:: Records supplied ::
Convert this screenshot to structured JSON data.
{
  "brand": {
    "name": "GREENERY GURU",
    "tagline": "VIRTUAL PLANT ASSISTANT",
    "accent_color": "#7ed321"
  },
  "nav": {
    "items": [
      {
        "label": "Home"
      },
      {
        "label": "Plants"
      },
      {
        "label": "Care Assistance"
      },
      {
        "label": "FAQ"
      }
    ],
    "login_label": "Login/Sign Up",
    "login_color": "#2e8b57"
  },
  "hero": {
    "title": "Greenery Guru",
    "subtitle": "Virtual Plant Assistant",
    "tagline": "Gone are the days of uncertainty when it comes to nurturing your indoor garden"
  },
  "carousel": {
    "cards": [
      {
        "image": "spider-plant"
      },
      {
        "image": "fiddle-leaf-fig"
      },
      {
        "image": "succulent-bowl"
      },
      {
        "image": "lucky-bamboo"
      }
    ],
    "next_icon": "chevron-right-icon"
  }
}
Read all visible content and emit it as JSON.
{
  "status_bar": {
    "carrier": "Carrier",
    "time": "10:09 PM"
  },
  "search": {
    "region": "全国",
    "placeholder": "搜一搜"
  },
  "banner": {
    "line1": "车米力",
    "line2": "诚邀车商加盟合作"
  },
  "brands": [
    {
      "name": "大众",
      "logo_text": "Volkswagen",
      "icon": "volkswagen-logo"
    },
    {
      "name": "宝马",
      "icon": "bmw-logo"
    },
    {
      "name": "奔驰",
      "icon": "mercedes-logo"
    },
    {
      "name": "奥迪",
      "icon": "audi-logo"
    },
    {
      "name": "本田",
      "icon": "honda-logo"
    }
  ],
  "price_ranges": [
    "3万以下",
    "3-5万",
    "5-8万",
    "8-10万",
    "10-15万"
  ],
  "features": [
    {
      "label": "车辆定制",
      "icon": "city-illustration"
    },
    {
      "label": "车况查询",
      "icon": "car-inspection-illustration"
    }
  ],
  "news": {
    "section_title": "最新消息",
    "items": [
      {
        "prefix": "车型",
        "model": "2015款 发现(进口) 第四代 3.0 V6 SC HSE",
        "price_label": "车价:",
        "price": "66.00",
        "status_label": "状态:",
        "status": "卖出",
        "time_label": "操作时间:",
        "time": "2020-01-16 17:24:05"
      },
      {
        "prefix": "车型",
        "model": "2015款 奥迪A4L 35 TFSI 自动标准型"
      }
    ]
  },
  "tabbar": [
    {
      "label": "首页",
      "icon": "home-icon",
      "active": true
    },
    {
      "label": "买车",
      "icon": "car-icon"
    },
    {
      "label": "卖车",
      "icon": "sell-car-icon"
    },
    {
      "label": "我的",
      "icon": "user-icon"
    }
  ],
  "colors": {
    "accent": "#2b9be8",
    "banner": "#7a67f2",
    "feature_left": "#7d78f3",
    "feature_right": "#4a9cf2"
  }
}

:: Given request ::
Repeat the material from above exactly, word for word.

:: Solved exercise ::
Convert this screenshot to structured JSON data.
{
  "brand": {
    "name": "GREENERY GURU",
    "tagline": "VIRTUAL PLANT ASSISTANT",
    "accent_color": "#7ed321"
  },
  "nav": {
    "items": [
      {
        "label": "Home"
      },
      {
        "label": "Plants"
      },
      {
        "label": "Care Assistance"
      },
      {
        "label": "FAQ"
      }
    ],
    "login_label": "Login/Sign Up",
    "login_color": "#2e8b57"
  },
  "hero": {
    "title": "Greenery Guru",
    "subtitle": "Virtual Plant Assistant",
    "tagline": "Gone are the days of uncertainty when it comes to nurturing your indoor garden"
  },
  "carousel": {
    "cards": [
      {
        "image": "spider-plant"
      },
      {
        "image": "fiddle-leaf-fig"
      },
      {
        "image": "succulent-bowl"
      },
      {
        "image": "lucky-bamboo"
      }
    ],
    "next_icon": "chevron-right-icon"
  }
}
Read all visible content and emit it as JSON.
{
  "status_bar": {
    "carrier": "Carrier",
    "time": "10:09 PM"
  },
  "search": {
    "region": "全国",
    "placeholder": "搜一搜"
  },
  "banner": {
    "line1": "车米力",
    "line2": "诚邀车商加盟合作"
  },
  "brands": [
    {
      "name": "大众",
      "logo_text": "Volkswagen",
      "icon": "volkswagen-logo"
    },
    {
      "name": "宝马",
      "icon": "bmw-logo"
    },
    {
      "name": "奔驰",
      "icon": "mercedes-logo"
    },
    {
      "name": "奥迪",
      "icon": "audi-logo"
    },
    {
      "name": "本田",
      "icon": "honda-logo"
    }
  ],
  "price_ranges": [
    "3万以下",
    "3-5万",
    "5-8万",
    "8-10万",
    "10-15万"
  ],
  "features": [
    {
      "label": "车辆定制",
      "icon": "city-illustration"
    },
    {
      "label": "车况查询",
      "icon": "car-inspection-illustration"
    }
  ],
  "news": {
    "section_title": "最新消息",
    "items": [
      {
        "prefix": "车型",
        "model": "2015款 发现(进口) 第四代 3.0 V6 SC HSE",
        "price_label": "车价:",
        "price": "66.00",
        "status_label": "状态:",
        "status": "卖出",
        "time_label": "操作时间:",
        "time": "2020-01-16 17:24:05"
      },
      {
        "prefix": "车型",
        "model": "2015款 奥迪A4L 35 TFSI 自动标准型"
      }
    ]
  },
  "tabbar": [
    {
      "label": "首页",
      "icon": "home-icon",
      "active": true
    },
    {
      "label": "买车",
      "icon": "car-icon"
    },
    {
      "label": "卖车",
      "icon": "sell-car-icon"
    },
    {
      "label": "我的",
      "icon": "user-icon"
    }
  ],
  "colors": {
    "accent": "#2b9be8",
    "banner": "#7a67f2",
    "feature_left": "#7d78f3",
    "feature_right": "#4a9cf2"
  }
}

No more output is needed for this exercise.